▶ [TASK REQUIREMENTS]
Copy nothing but the text: reproduce each line of the listing exactly and leave the pictures out.

▶ [RECORDS SUPPLIED]
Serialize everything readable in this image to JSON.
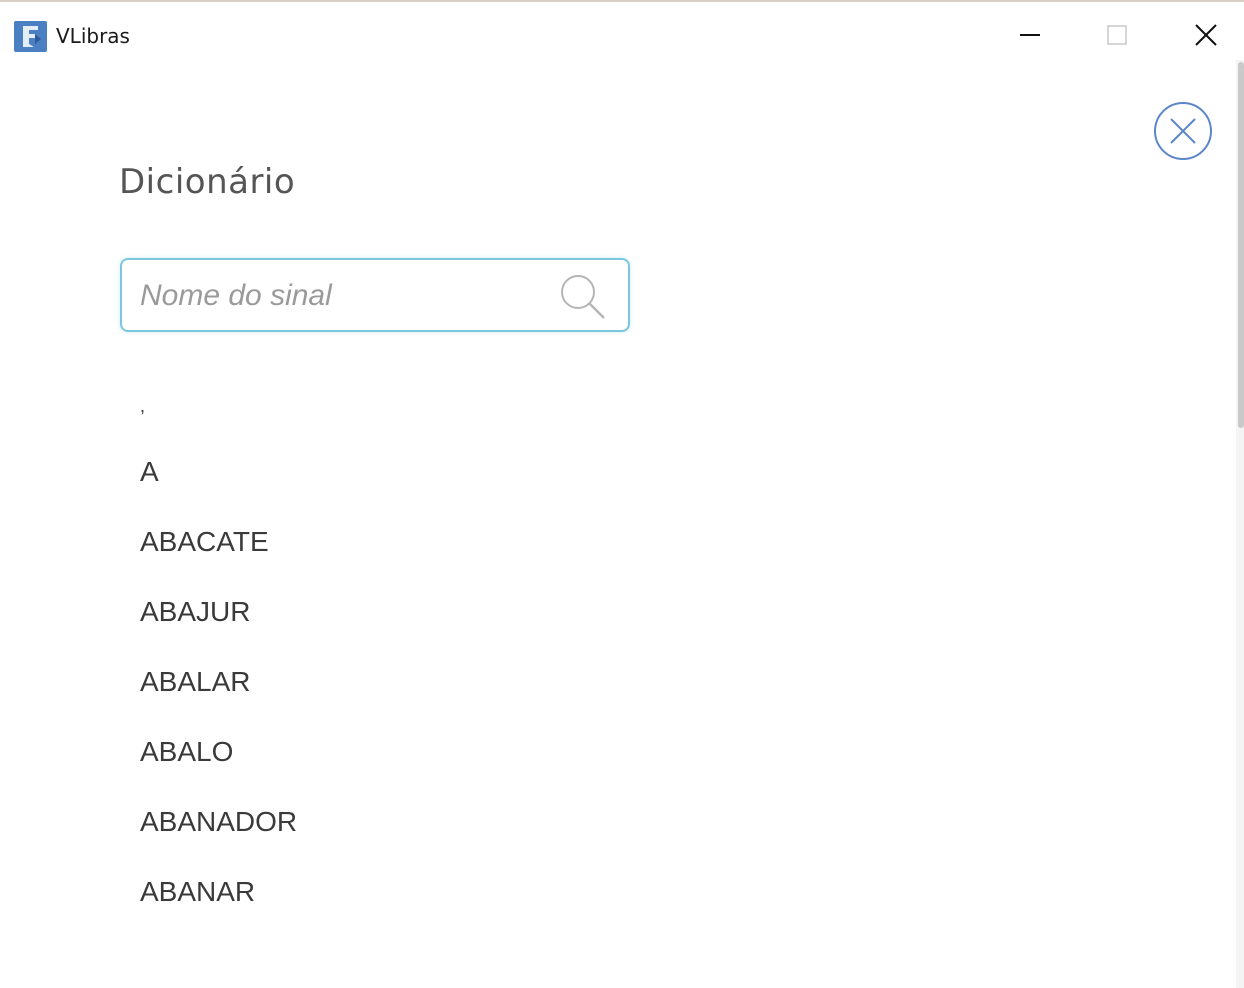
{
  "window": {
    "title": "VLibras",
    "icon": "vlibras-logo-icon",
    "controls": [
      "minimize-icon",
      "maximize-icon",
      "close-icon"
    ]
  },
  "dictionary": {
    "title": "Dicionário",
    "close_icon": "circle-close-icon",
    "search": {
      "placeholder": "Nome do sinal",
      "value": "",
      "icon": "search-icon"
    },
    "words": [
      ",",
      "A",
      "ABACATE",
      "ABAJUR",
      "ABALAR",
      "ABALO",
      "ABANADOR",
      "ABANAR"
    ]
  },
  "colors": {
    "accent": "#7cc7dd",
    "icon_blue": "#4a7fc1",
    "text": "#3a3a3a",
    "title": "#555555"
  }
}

▶ [ANSWER IN FULL]
Serialize everything readable in this image to JSON.
{
  "window": {
    "title": "VLibras",
    "icon": "vlibras-logo-icon",
    "controls": [
      "minimize-icon",
      "maximize-icon",
      "close-icon"
    ]
  },
  "dictionary": {
    "title": "Dicionário",
    "close_icon": "circle-close-icon",
    "search": {
      "placeholder": "Nome do sinal",
      "value": "",
      "icon": "search-icon"
    },
    "words": [
      ",",
      "A",
      "ABACATE",
      "ABAJUR",
      "ABALAR",
      "ABALO",
      "ABANADOR",
      "ABANAR"
    ]
  },
  "colors": {
    "accent": "#7cc7dd",
    "icon_blue": "#4a7fc1",
    "text": "#3a3a3a",
    "title": "#555555"
  }
}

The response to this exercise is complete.